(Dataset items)
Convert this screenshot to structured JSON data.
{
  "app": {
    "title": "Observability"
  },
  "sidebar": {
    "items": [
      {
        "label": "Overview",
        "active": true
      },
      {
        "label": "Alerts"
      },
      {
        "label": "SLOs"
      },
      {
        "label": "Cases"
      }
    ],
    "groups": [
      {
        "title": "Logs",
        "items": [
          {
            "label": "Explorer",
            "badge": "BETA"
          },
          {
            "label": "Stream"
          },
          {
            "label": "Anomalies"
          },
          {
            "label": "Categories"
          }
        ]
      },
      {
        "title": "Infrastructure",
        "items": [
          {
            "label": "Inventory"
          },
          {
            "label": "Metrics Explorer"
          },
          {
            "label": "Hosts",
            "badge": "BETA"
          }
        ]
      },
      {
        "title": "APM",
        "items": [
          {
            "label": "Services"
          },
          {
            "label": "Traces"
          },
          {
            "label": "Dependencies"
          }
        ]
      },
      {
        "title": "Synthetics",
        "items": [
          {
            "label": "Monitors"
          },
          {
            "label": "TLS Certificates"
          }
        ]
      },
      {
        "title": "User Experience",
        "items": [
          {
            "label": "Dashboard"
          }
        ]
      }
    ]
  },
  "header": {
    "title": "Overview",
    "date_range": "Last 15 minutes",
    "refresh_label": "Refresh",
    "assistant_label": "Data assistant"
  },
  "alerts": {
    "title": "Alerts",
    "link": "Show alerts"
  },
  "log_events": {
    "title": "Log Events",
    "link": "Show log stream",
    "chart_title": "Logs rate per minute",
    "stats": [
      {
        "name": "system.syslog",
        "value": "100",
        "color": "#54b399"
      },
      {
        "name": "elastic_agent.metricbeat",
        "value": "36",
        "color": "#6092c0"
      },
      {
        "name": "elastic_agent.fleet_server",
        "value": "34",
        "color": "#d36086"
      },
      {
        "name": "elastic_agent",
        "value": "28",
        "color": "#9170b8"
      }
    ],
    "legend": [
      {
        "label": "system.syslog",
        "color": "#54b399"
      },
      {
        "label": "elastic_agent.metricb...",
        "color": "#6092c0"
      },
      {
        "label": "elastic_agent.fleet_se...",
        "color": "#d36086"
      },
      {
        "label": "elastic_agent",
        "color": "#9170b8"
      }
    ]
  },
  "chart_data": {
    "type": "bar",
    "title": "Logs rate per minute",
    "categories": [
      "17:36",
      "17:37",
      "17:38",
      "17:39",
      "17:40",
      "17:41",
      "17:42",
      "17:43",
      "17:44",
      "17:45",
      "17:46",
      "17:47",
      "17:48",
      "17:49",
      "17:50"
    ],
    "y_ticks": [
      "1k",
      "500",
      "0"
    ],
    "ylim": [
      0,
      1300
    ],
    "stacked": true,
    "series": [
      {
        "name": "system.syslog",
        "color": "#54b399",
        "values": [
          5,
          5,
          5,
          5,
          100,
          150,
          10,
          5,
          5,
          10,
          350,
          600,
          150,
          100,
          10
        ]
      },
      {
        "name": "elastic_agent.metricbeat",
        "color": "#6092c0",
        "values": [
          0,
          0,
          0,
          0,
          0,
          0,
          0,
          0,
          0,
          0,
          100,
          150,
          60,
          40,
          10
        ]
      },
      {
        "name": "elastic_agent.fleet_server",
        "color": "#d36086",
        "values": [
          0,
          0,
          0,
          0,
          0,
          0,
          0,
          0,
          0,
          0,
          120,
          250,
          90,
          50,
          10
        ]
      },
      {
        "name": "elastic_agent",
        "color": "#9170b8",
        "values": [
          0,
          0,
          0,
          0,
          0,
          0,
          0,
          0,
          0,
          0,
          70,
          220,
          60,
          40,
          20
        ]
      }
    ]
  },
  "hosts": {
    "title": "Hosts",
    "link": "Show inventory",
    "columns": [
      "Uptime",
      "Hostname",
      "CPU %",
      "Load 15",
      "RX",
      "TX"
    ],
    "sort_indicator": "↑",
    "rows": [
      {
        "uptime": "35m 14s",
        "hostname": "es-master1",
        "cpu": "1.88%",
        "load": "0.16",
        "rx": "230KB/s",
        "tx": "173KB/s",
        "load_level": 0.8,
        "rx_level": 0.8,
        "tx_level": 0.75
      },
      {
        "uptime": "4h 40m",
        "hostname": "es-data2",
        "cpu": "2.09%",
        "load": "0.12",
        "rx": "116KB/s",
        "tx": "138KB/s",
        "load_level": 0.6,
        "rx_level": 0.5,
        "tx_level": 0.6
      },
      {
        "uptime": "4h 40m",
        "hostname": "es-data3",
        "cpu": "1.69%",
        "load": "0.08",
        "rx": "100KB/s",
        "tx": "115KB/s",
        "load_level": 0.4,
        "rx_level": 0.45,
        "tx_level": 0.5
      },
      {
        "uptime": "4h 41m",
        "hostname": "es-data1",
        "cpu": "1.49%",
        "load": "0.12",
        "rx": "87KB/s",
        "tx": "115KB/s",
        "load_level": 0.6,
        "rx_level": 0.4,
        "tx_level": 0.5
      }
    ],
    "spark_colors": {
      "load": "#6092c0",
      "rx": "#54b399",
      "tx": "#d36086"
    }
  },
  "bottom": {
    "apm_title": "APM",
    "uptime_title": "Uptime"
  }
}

*WORK TO BE COMPLETED*: Extract every line above exactly as it stands.

*OUTPUT*:
Convert this screenshot to structured JSON data.
{
  "app": {
    "title": "Observability"
  },
  "sidebar": {
    "items": [
      {
        "label": "Overview",
        "active": true
      },
      {
        "label": "Alerts"
      },
      {
        "label": "SLOs"
      },
      {
        "label": "Cases"
      }
    ],
    "groups": [
      {
        "title": "Logs",
        "items": [
          {
            "label": "Explorer",
            "badge": "BETA"
          },
          {
            "label": "Stream"
          },
          {
            "label": "Anomalies"
          },
          {
            "label": "Categories"
          }
        ]
      },
      {
        "title": "Infrastructure",
        "items": [
          {
            "label": "Inventory"
          },
          {
            "label": "Metrics Explorer"
          },
          {
            "label": "Hosts",
            "badge": "BETA"
          }
        ]
      },
      {
        "title": "APM",
        "items": [
          {
            "label": "Services"
          },
          {
            "label": "Traces"
          },
          {
            "label": "Dependencies"
          }
        ]
      },
      {
        "title": "Synthetics",
        "items": [
          {
            "label": "Monitors"
          },
          {
            "label": "TLS Certificates"
          }
        ]
      },
      {
        "title": "User Experience",
        "items": [
          {
            "label": "Dashboard"
          }
        ]
      }
    ]
  },
  "header": {
    "title": "Overview",
    "date_range": "Last 15 minutes",
    "refresh_label": "Refresh",
    "assistant_label": "Data assistant"
  },
  "alerts": {
    "title": "Alerts",
    "link": "Show alerts"
  },
  "log_events": {
    "title": "Log Events",
    "link": "Show log stream",
    "chart_title": "Logs rate per minute",
    "stats": [
      {
        "name": "system.syslog",
        "value": "100",
        "color": "#54b399"
      },
      {
        "name": "elastic_agent.metricbeat",
        "value": "36",
        "color": "#6092c0"
      },
      {
        "name": "elastic_agent.fleet_server",
        "value": "34",
        "color": "#d36086"
      },
      {
        "name": "elastic_agent",
        "value": "28",
        "color": "#9170b8"
      }
    ],
    "legend": [
      {
        "label": "system.syslog",
        "color": "#54b399"
      },
      {
        "label": "elastic_agent.metricb...",
        "color": "#6092c0"
      },
      {
        "label": "elastic_agent.fleet_se...",
        "color": "#d36086"
      },
      {
        "label": "elastic_agent",
        "color": "#9170b8"
      }
    ]
  },
  "chart_data": {
    "type": "bar",
    "title": "Logs rate per minute",
    "categories": [
      "17:36",
      "17:37",
      "17:38",
      "17:39",
      "17:40",
      "17:41",
      "17:42",
      "17:43",
      "17:44",
      "17:45",
      "17:46",
      "17:47",
      "17:48",
      "17:49",
      "17:50"
    ],
    "y_ticks": [
      "1k",
      "500",
      "0"
    ],
    "ylim": [
      0,
      1300
    ],
    "stacked": true,
    "series": [
      {
        "name": "system.syslog",
        "color": "#54b399",
        "values": [
          5,
          5,
          5,
          5,
          100,
          150,
          10,
          5,
          5,
          10,
          350,
          600,
          150,
          100,
          10
        ]
      },
      {
        "name": "elastic_agent.metricbeat",
        "color": "#6092c0",
        "values": [
          0,
          0,
          0,
          0,
          0,
          0,
          0,
          0,
          0,
          0,
          100,
          150,
          60,
          40,
          10
        ]
      },
      {
        "name": "elastic_agent.fleet_server",
        "color": "#d36086",
        "values": [
          0,
          0,
          0,
          0,
          0,
          0,
          0,
          0,
          0,
          0,
          120,
          250,
          90,
          50,
          10
        ]
      },
      {
        "name": "elastic_agent",
        "color": "#9170b8",
        "values": [
          0,
          0,
          0,
          0,
          0,
          0,
          0,
          0,
          0,
          0,
          70,
          220,
          60,
          40,
          20
        ]
      }
    ]
  },
  "hosts": {
    "title": "Hosts",
    "link": "Show inventory",
    "columns": [
      "Uptime",
      "Hostname",
      "CPU %",
      "Load 15",
      "RX",
      "TX"
    ],
    "sort_indicator": "↑",
    "rows": [
      {
        "uptime": "35m 14s",
        "hostname": "es-master1",
        "cpu": "1.88%",
        "load": "0.16",
        "rx": "230KB/s",
        "tx": "173KB/s",
        "load_level": 0.8,
        "rx_level": 0.8,
        "tx_level": 0.75
      },
      {
        "uptime": "4h 40m",
        "hostname": "es-data2",
        "cpu": "2.09%",
        "load": "0.12",
        "rx": "116KB/s",
        "tx": "138KB/s",
        "load_level": 0.6,
        "rx_level": 0.5,
        "tx_level": 0.6
      },
      {
        "uptime": "4h 40m",
        "hostname": "es-data3",
        "cpu": "1.69%",
        "load": "0.08",
        "rx": "100KB/s",
        "tx": "115KB/s",
        "load_level": 0.4,
        "rx_level": 0.45,
        "tx_level": 0.5
      },
      {
        "uptime": "4h 41m",
        "hostname": "es-data1",
        "cpu": "1.49%",
        "load": "0.12",
        "rx": "87KB/s",
        "tx": "115KB/s",
        "load_level": 0.6,
        "rx_level": 0.4,
        "tx_level": 0.5
      }
    ],
    "spark_colors": {
      "load": "#6092c0",
      "rx": "#54b399",
      "tx": "#d36086"
    }
  },
  "bottom": {
    "apm_title": "APM",
    "uptime_title": "Uptime"
  }
}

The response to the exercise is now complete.